[Extracts from a graphics dataset]

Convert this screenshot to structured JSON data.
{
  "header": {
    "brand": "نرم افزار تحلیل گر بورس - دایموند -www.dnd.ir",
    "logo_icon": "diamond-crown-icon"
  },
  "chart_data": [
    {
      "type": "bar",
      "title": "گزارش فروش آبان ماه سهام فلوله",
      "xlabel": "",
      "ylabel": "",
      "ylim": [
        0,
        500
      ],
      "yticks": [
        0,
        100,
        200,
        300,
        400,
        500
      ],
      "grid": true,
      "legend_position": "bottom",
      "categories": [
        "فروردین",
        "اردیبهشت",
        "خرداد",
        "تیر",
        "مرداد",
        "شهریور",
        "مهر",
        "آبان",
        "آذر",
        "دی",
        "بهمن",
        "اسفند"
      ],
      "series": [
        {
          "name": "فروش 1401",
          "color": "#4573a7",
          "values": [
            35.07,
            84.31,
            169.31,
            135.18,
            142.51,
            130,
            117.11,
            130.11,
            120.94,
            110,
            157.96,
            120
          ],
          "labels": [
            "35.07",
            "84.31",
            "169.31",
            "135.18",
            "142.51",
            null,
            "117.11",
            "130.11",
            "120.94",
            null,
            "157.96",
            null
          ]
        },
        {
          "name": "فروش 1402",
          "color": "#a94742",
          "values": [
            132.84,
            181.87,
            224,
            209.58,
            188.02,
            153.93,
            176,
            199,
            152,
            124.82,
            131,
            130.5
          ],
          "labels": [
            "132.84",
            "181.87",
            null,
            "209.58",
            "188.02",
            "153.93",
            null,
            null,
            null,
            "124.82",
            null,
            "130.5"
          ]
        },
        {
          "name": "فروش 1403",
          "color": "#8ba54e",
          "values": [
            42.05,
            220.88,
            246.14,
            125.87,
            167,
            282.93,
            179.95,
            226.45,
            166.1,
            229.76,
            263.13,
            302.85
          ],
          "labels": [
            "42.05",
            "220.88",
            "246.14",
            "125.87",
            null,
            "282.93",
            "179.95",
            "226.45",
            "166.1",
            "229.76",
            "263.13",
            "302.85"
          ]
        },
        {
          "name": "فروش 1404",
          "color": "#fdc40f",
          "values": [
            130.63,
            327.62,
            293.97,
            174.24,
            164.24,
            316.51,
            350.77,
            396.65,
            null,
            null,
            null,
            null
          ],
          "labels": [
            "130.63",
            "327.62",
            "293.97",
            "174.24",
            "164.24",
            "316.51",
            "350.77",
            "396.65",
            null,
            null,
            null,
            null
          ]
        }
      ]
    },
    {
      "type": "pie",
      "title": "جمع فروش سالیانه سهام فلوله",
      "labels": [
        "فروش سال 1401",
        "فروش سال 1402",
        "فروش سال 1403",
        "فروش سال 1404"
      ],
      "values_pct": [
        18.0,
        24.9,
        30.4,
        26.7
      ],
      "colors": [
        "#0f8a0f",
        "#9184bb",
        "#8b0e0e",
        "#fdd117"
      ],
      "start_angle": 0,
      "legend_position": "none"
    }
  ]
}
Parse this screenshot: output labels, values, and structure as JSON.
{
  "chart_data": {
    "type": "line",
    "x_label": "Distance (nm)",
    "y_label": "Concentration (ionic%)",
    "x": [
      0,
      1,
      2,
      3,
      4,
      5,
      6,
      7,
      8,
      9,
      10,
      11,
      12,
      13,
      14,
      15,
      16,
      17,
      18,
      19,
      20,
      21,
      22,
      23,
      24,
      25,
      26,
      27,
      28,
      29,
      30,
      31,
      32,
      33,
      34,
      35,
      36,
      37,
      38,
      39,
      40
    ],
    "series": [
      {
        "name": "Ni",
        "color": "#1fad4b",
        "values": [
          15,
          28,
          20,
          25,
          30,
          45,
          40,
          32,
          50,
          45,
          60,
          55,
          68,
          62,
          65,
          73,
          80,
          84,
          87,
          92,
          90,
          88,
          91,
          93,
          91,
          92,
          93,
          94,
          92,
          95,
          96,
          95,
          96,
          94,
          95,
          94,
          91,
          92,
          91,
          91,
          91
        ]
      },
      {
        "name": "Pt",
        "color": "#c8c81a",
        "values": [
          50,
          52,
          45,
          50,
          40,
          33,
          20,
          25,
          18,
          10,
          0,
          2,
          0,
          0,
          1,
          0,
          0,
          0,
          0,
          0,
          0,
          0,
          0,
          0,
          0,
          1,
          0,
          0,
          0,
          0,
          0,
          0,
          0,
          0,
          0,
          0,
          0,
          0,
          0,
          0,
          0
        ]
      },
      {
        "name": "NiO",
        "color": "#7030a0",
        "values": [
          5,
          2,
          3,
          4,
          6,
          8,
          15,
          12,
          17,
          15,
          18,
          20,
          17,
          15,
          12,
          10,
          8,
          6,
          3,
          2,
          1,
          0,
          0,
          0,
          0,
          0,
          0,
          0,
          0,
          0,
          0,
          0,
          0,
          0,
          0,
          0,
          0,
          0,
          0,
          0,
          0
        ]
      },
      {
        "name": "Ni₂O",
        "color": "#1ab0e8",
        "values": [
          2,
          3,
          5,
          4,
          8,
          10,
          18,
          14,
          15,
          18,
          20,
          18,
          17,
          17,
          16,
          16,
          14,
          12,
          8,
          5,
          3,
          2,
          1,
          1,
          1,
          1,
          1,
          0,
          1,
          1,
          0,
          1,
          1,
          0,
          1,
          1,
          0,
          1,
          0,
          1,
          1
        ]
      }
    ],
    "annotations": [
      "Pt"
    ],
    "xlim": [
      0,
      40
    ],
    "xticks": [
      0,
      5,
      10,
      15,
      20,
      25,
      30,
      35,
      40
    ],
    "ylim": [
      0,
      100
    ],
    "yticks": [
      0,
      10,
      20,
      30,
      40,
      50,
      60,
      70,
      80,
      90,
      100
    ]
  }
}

▸ **To do**
Write the material out again in its entirety, exactly as shown.

▸ **Full response**
Convert this screenshot to structured JSON data.
{
  "header": {
    "brand": "نرم افزار تحلیل گر بورس - دایموند -www.dnd.ir",
    "logo_icon": "diamond-crown-icon"
  },
  "chart_data": [
    {
      "type": "bar",
      "title": "گزارش فروش آبان ماه سهام فلوله",
      "xlabel": "",
      "ylabel": "",
      "ylim": [
        0,
        500
      ],
      "yticks": [
        0,
        100,
        200,
        300,
        400,
        500
      ],
      "grid": true,
      "legend_position": "bottom",
      "categories": [
        "فروردین",
        "اردیبهشت",
        "خرداد",
        "تیر",
        "مرداد",
        "شهریور",
        "مهر",
        "آبان",
        "آذر",
        "دی",
        "بهمن",
        "اسفند"
      ],
      "series": [
        {
          "name": "فروش 1401",
          "color": "#4573a7",
          "values": [
            35.07,
            84.31,
            169.31,
            135.18,
            142.51,
            130,
            117.11,
            130.11,
            120.94,
            110,
            157.96,
            120
          ],
          "labels": [
            "35.07",
            "84.31",
            "169.31",
            "135.18",
            "142.51",
            null,
            "117.11",
            "130.11",
            "120.94",
            null,
            "157.96",
            null
          ]
        },
        {
          "name": "فروش 1402",
          "color": "#a94742",
          "values": [
            132.84,
            181.87,
            224,
            209.58,
            188.02,
            153.93,
            176,
            199,
            152,
            124.82,
            131,
            130.5
          ],
          "labels": [
            "132.84",
            "181.87",
            null,
            "209.58",
            "188.02",
            "153.93",
            null,
            null,
            null,
            "124.82",
            null,
            "130.5"
          ]
        },
        {
          "name": "فروش 1403",
          "color": "#8ba54e",
          "values": [
            42.05,
            220.88,
            246.14,
            125.87,
            167,
            282.93,
            179.95,
            226.45,
            166.1,
            229.76,
            263.13,
            302.85
          ],
          "labels": [
            "42.05",
            "220.88",
            "246.14",
            "125.87",
            null,
            "282.93",
            "179.95",
            "226.45",
            "166.1",
            "229.76",
            "263.13",
            "302.85"
          ]
        },
        {
          "name": "فروش 1404",
          "color": "#fdc40f",
          "values": [
            130.63,
            327.62,
            293.97,
            174.24,
            164.24,
            316.51,
            350.77,
            396.65,
            null,
            null,
            null,
            null
          ],
          "labels": [
            "130.63",
            "327.62",
            "293.97",
            "174.24",
            "164.24",
            "316.51",
            "350.77",
            "396.65",
            null,
            null,
            null,
            null
          ]
        }
      ]
    },
    {
      "type": "pie",
      "title": "جمع فروش سالیانه سهام فلوله",
      "labels": [
        "فروش سال 1401",
        "فروش سال 1402",
        "فروش سال 1403",
        "فروش سال 1404"
      ],
      "values_pct": [
        18.0,
        24.9,
        30.4,
        26.7
      ],
      "colors": [
        "#0f8a0f",
        "#9184bb",
        "#8b0e0e",
        "#fdd117"
      ],
      "start_angle": 0,
      "legend_position": "none"
    }
  ]
}
Parse this screenshot: output labels, values, and structure as JSON.
{
  "chart_data": {
    "type": "line",
    "x_label": "Distance (nm)",
    "y_label": "Concentration (ionic%)",
    "x": [
      0,
      1,
      2,
      3,
      4,
      5,
      6,
      7,
      8,
      9,
      10,
      11,
      12,
      13,
      14,
      15,
      16,
      17,
      18,
      19,
      20,
      21,
      22,
      23,
      24,
      25,
      26,
      27,
      28,
      29,
      30,
      31,
      32,
      33,
      34,
      35,
      36,
      37,
      38,
      39,
      40
    ],
    "series": [
      {
        "name": "Ni",
        "color": "#1fad4b",
        "values": [
          15,
          28,
          20,
          25,
          30,
          45,
          40,
          32,
          50,
          45,
          60,
          55,
          68,
          62,
          65,
          73,
          80,
          84,
          87,
          92,
          90,
          88,
          91,
          93,
          91,
          92,
          93,
          94,
          92,
          95,
          96,
          95,
          96,
          94,
          95,
          94,
          91,
          92,
          91,
          91,
          91
        ]
      },
      {
        "name": "Pt",
        "color": "#c8c81a",
        "values": [
          50,
          52,
          45,
          50,
          40,
          33,
          20,
          25,
          18,
          10,
          0,
          2,
          0,
          0,
          1,
          0,
          0,
          0,
          0,
          0,
          0,
          0,
          0,
          0,
          0,
          1,
          0,
          0,
          0,
          0,
          0,
          0,
          0,
          0,
          0,
          0,
          0,
          0,
          0,
          0,
          0
        ]
      },
      {
        "name": "NiO",
        "color": "#7030a0",
        "values": [
          5,
          2,
          3,
          4,
          6,
          8,
          15,
          12,
          17,
          15,
          18,
          20,
          17,
          15,
          12,
          10,
          8,
          6,
          3,
          2,
          1,
          0,
          0,
          0,
          0,
          0,
          0,
          0,
          0,
          0,
          0,
          0,
          0,
          0,
          0,
          0,
          0,
          0,
          0,
          0,
          0
        ]
      },
      {
        "name": "Ni₂O",
        "color": "#1ab0e8",
        "values": [
          2,
          3,
          5,
          4,
          8,
          10,
          18,
          14,
          15,
          18,
          20,
          18,
          17,
          17,
          16,
          16,
          14,
          12,
          8,
          5,
          3,
          2,
          1,
          1,
          1,
          1,
          1,
          0,
          1,
          1,
          0,
          1,
          1,
          0,
          1,
          1,
          0,
          1,
          0,
          1,
          1
        ]
      }
    ],
    "annotations": [
      "Pt"
    ],
    "xlim": [
      0,
      40
    ],
    "xticks": [
      0,
      5,
      10,
      15,
      20,
      25,
      30,
      35,
      40
    ],
    "ylim": [
      0,
      100
    ],
    "yticks": [
      0,
      10,
      20,
      30,
      40,
      50,
      60,
      70,
      80,
      90,
      100
    ]
  }
}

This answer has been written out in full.